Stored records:
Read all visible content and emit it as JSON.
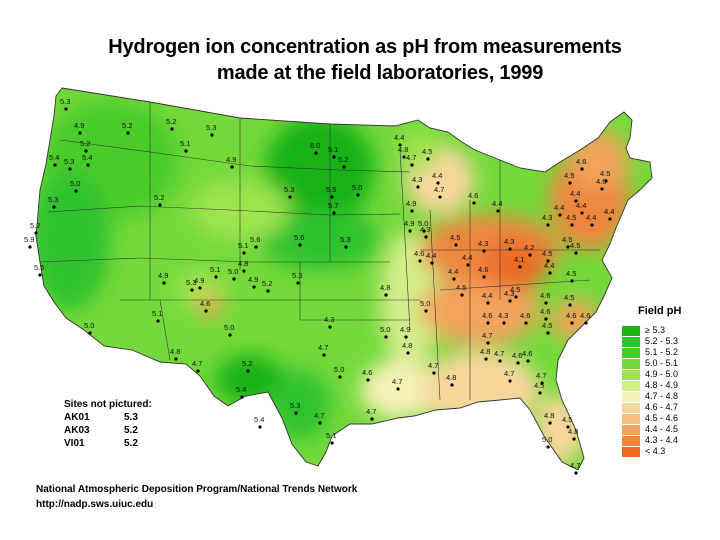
{
  "title_line1": "Hydrogen ion concentration as pH from measurements",
  "title_line2": "made at the field laboratories, 1999",
  "legend": {
    "title": "Field pH",
    "items": [
      {
        "label": "≥ 5.3",
        "color": "#19b219"
      },
      {
        "label": "5.2 - 5.3",
        "color": "#2ec22e"
      },
      {
        "label": "5.1 - 5.2",
        "color": "#48cc2a"
      },
      {
        "label": "5.0 - 5.1",
        "color": "#74d93a"
      },
      {
        "label": "4.9 - 5.0",
        "color": "#9fe450"
      },
      {
        "label": "4.8 - 4.9",
        "color": "#d4ee8c"
      },
      {
        "label": "4.7 - 4.8",
        "color": "#f6f2b6"
      },
      {
        "label": "4.6 - 4.7",
        "color": "#f8d79c"
      },
      {
        "label": "4.5 - 4.6",
        "color": "#f4bf7a"
      },
      {
        "label": "4.4 - 4.5",
        "color": "#f2a35c"
      },
      {
        "label": "4.3 - 4.4",
        "color": "#ee8640"
      },
      {
        "label": "< 4.3",
        "color": "#ea6a26"
      }
    ]
  },
  "sites_not_pictured": {
    "heading": "Sites not pictured:",
    "rows": [
      {
        "code": "AK01",
        "value": "5.3"
      },
      {
        "code": "AK03",
        "value": "5.2"
      },
      {
        "code": "VI01",
        "value": "5.2"
      }
    ]
  },
  "footer_line1": "National Atmospheric Deposition Program/National Trends Network",
  "footer_line2": "http://nadp.sws.uiuc.edu",
  "site_values": [
    {
      "v": "5.3"
    },
    {
      "v": "4.9"
    },
    {
      "v": "5.2"
    },
    {
      "v": "5.2"
    },
    {
      "v": "5.3"
    },
    {
      "v": "5.2"
    },
    {
      "v": "5.4"
    },
    {
      "v": "5.3"
    },
    {
      "v": "5.4"
    },
    {
      "v": "5.1"
    },
    {
      "v": "4.9"
    },
    {
      "v": "5.0"
    },
    {
      "v": "5.3"
    },
    {
      "v": "5.2"
    },
    {
      "v": "5.9"
    },
    {
      "v": "5.5"
    },
    {
      "v": "5.2"
    },
    {
      "v": "5.1"
    },
    {
      "v": "6.0"
    },
    {
      "v": "5.2"
    },
    {
      "v": "5.0"
    },
    {
      "v": "5.3"
    },
    {
      "v": "5.5"
    },
    {
      "v": "5.7"
    },
    {
      "v": "5.1"
    },
    {
      "v": "5.6"
    },
    {
      "v": "5.6"
    },
    {
      "v": "5.3"
    },
    {
      "v": "4.9"
    },
    {
      "v": "5.1"
    },
    {
      "v": "5.3"
    },
    {
      "v": "4.9"
    },
    {
      "v": "4.9"
    },
    {
      "v": "5.0"
    },
    {
      "v": "4.8"
    },
    {
      "v": "5.3"
    },
    {
      "v": "5.2"
    },
    {
      "v": "4.6"
    },
    {
      "v": "5.1"
    },
    {
      "v": "5.0"
    },
    {
      "v": "5.0"
    },
    {
      "v": "4.3"
    },
    {
      "v": "4.8"
    },
    {
      "v": "4.7"
    },
    {
      "v": "5.2"
    },
    {
      "v": "5.4"
    },
    {
      "v": "5.3"
    },
    {
      "v": "5.4"
    },
    {
      "v": "5.0"
    },
    {
      "v": "4.9"
    },
    {
      "v": "4.8"
    },
    {
      "v": "4.7"
    },
    {
      "v": "5.0"
    },
    {
      "v": "5.0"
    },
    {
      "v": "4.6"
    },
    {
      "v": "4.9"
    },
    {
      "v": "4.7"
    },
    {
      "v": "4.7"
    },
    {
      "v": "4.8"
    },
    {
      "v": "4.7"
    },
    {
      "v": "4.7"
    },
    {
      "v": "5.1"
    },
    {
      "v": "5.0"
    },
    {
      "v": "4.9"
    },
    {
      "v": "4.3"
    },
    {
      "v": "4.8"
    },
    {
      "v": "4.7"
    },
    {
      "v": "4.4"
    },
    {
      "v": "4.4"
    },
    {
      "v": "4.6"
    },
    {
      "v": "4.4"
    },
    {
      "v": "4.5"
    },
    {
      "v": "4.4"
    },
    {
      "v": "4.3"
    },
    {
      "v": "4.1"
    },
    {
      "v": "4.3"
    },
    {
      "v": "4.2"
    },
    {
      "v": "4.5"
    },
    {
      "v": "4.4"
    },
    {
      "v": "4.5"
    },
    {
      "v": "4.5"
    },
    {
      "v": "4.5"
    },
    {
      "v": "4.5"
    },
    {
      "v": "4.6"
    },
    {
      "v": "4.5"
    },
    {
      "v": "4.6"
    },
    {
      "v": "4.3"
    },
    {
      "v": "4.6"
    },
    {
      "v": "4.6"
    },
    {
      "v": "4.5"
    },
    {
      "v": "4.6"
    },
    {
      "v": "4.6"
    },
    {
      "v": "4.7"
    },
    {
      "v": "4.7"
    },
    {
      "v": "4.8"
    },
    {
      "v": "4.6"
    },
    {
      "v": "4.5"
    },
    {
      "v": "4.6"
    },
    {
      "v": "4.7"
    },
    {
      "v": "4.5"
    },
    {
      "v": "4.8"
    },
    {
      "v": "5.0"
    },
    {
      "v": "4.7"
    },
    {
      "v": "4.8"
    },
    {
      "v": "4.6"
    },
    {
      "v": "4.6"
    },
    {
      "v": "4.4"
    },
    {
      "v": "4.4"
    },
    {
      "v": "4.4"
    },
    {
      "v": "4.4"
    },
    {
      "v": "4.3"
    },
    {
      "v": "4.4"
    },
    {
      "v": "4.4"
    },
    {
      "v": "4.6"
    },
    {
      "v": "4.6"
    },
    {
      "v": "4.5"
    },
    {
      "v": "4.5"
    },
    {
      "v": "4.8"
    },
    {
      "v": "4.7"
    },
    {
      "v": "4.5"
    },
    {
      "v": "4.4"
    },
    {
      "v": "4.3"
    },
    {
      "v": "4.4"
    },
    {
      "v": "4.7"
    },
    {
      "v": "4.3"
    },
    {
      "v": "4.5"
    },
    {
      "v": "4.5"
    }
  ]
}
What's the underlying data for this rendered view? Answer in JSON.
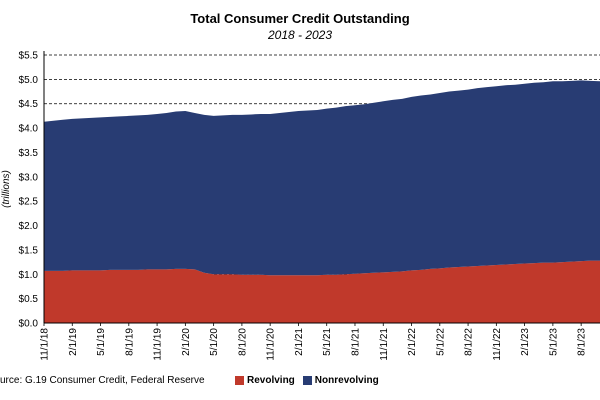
{
  "chart_data": {
    "type": "area",
    "stacked": true,
    "title": "Total Consumer Credit Outstanding",
    "subtitle": "2018 - 2023",
    "ylabel": "(trillions)",
    "ylim": [
      0,
      5.5
    ],
    "ytick_step": 0.5,
    "yticks": [
      "$0.0",
      "$0.5",
      "$1.0",
      "$1.5",
      "$2.0",
      "$2.5",
      "$3.0",
      "$3.5",
      "$4.0",
      "$4.5",
      "$5.0",
      "$5.5"
    ],
    "x": [
      "11/1/18",
      "12/1/18",
      "1/1/19",
      "2/1/19",
      "3/1/19",
      "4/1/19",
      "5/1/19",
      "6/1/19",
      "7/1/19",
      "8/1/19",
      "9/1/19",
      "10/1/19",
      "11/1/19",
      "12/1/19",
      "1/1/20",
      "2/1/20",
      "3/1/20",
      "4/1/20",
      "5/1/20",
      "6/1/20",
      "7/1/20",
      "8/1/20",
      "9/1/20",
      "10/1/20",
      "11/1/20",
      "12/1/20",
      "1/1/21",
      "2/1/21",
      "3/1/21",
      "4/1/21",
      "5/1/21",
      "6/1/21",
      "7/1/21",
      "8/1/21",
      "9/1/21",
      "10/1/21",
      "11/1/21",
      "12/1/21",
      "1/1/22",
      "2/1/22",
      "3/1/22",
      "4/1/22",
      "5/1/22",
      "6/1/22",
      "7/1/22",
      "8/1/22",
      "9/1/22",
      "10/1/22",
      "11/1/22",
      "12/1/22",
      "1/1/23",
      "2/1/23",
      "3/1/23",
      "4/1/23",
      "5/1/23",
      "6/1/23",
      "7/1/23",
      "8/1/23",
      "9/1/23",
      "10/1/23"
    ],
    "xtick_labels": [
      "11/1/18",
      "2/1/19",
      "5/1/19",
      "8/1/19",
      "11/1/19",
      "2/1/20",
      "5/1/20",
      "8/1/20",
      "11/1/20",
      "2/1/21",
      "5/1/21",
      "8/1/21",
      "11/1/21",
      "2/1/22",
      "5/1/22",
      "8/1/22",
      "11/1/22",
      "2/1/23",
      "5/1/23",
      "8/1/23"
    ],
    "series": [
      {
        "name": "Revolving",
        "color": "#c0392b",
        "values": [
          1.07,
          1.07,
          1.07,
          1.08,
          1.08,
          1.08,
          1.08,
          1.09,
          1.09,
          1.09,
          1.09,
          1.1,
          1.1,
          1.1,
          1.11,
          1.11,
          1.1,
          1.03,
          1.0,
          1.0,
          1.0,
          0.99,
          0.99,
          0.99,
          0.98,
          0.98,
          0.98,
          0.98,
          0.98,
          0.98,
          0.99,
          0.99,
          1.0,
          1.01,
          1.02,
          1.03,
          1.04,
          1.05,
          1.06,
          1.08,
          1.09,
          1.11,
          1.12,
          1.14,
          1.15,
          1.16,
          1.17,
          1.18,
          1.19,
          1.2,
          1.21,
          1.22,
          1.23,
          1.24,
          1.24,
          1.25,
          1.26,
          1.27,
          1.28,
          1.28
        ]
      },
      {
        "name": "Nonrevolving",
        "color": "#283c73",
        "values": [
          3.06,
          3.08,
          3.1,
          3.11,
          3.12,
          3.13,
          3.14,
          3.14,
          3.15,
          3.16,
          3.17,
          3.17,
          3.19,
          3.21,
          3.23,
          3.24,
          3.21,
          3.24,
          3.25,
          3.26,
          3.27,
          3.28,
          3.29,
          3.3,
          3.31,
          3.33,
          3.35,
          3.37,
          3.38,
          3.39,
          3.41,
          3.43,
          3.45,
          3.46,
          3.47,
          3.49,
          3.51,
          3.53,
          3.54,
          3.56,
          3.58,
          3.58,
          3.6,
          3.61,
          3.62,
          3.63,
          3.65,
          3.66,
          3.67,
          3.68,
          3.68,
          3.69,
          3.7,
          3.7,
          3.72,
          3.71,
          3.71,
          3.71,
          3.69,
          3.68
        ]
      }
    ],
    "grid": {
      "horizontal": true,
      "style": "dashed"
    },
    "legend_position": "bottom"
  },
  "source": "urce: G.19 Consumer Credit, Federal Reserve",
  "legend": [
    {
      "label": "Revolving",
      "color": "#c0392b"
    },
    {
      "label": "Nonrevolving",
      "color": "#283c73"
    }
  ]
}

Exercise details =
Return every line from the records above that holds the word "Consumer".

Complete output =
    "title": "Total Consumer Credit Outstanding",
  "source": "urce: G.19 Consumer Credit, Federal Reserve",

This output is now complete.